Short problem: Filter the entries that follow, copying every line in which the word "Supplement" appears.

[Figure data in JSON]
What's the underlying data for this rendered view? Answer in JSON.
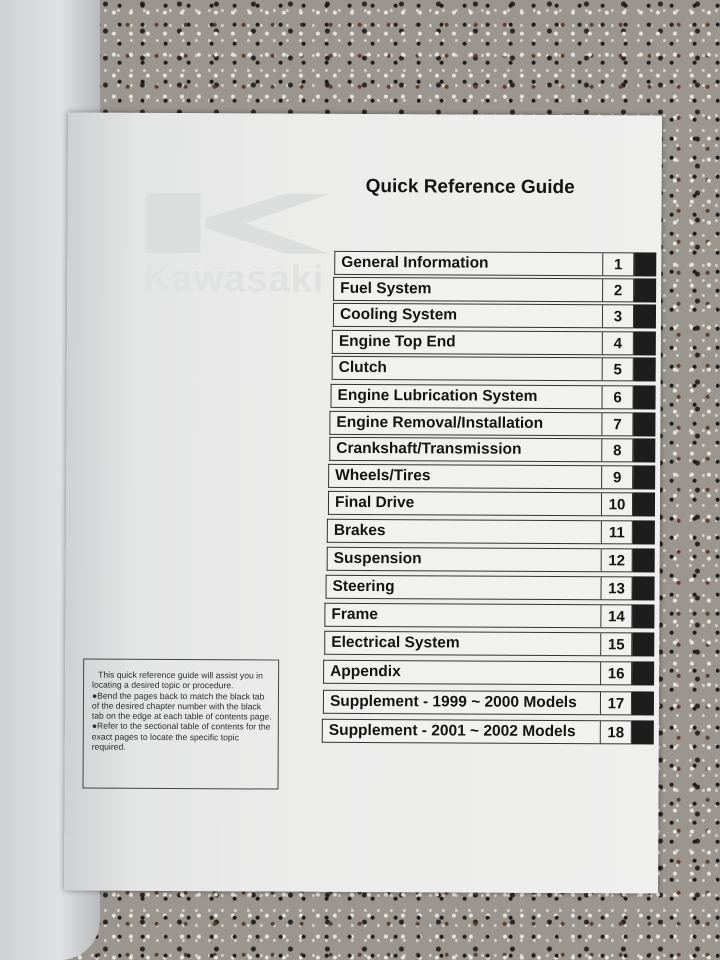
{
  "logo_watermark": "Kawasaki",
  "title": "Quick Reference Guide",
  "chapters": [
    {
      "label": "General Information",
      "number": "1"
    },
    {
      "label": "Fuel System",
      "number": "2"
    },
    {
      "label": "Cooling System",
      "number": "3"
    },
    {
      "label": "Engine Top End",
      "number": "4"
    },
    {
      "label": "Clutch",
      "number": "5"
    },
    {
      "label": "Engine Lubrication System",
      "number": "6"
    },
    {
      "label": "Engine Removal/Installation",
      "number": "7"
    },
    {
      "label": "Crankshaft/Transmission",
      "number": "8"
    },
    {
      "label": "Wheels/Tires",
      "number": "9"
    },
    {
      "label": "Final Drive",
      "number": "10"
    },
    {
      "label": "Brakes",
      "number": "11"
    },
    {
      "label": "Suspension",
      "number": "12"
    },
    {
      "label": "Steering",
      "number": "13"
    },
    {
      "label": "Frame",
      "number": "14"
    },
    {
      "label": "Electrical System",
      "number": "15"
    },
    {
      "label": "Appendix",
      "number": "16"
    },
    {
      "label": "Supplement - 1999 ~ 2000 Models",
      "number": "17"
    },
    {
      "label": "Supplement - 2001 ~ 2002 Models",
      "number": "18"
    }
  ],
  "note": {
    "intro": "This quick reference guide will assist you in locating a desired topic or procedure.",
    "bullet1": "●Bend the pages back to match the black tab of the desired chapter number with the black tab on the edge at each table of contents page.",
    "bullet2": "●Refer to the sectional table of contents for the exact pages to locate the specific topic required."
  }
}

Solution for this exercise:
      "label": "Supplement - 1999 ~ 2000 Models",
      "label": "Supplement - 2001 ~ 2002 Models",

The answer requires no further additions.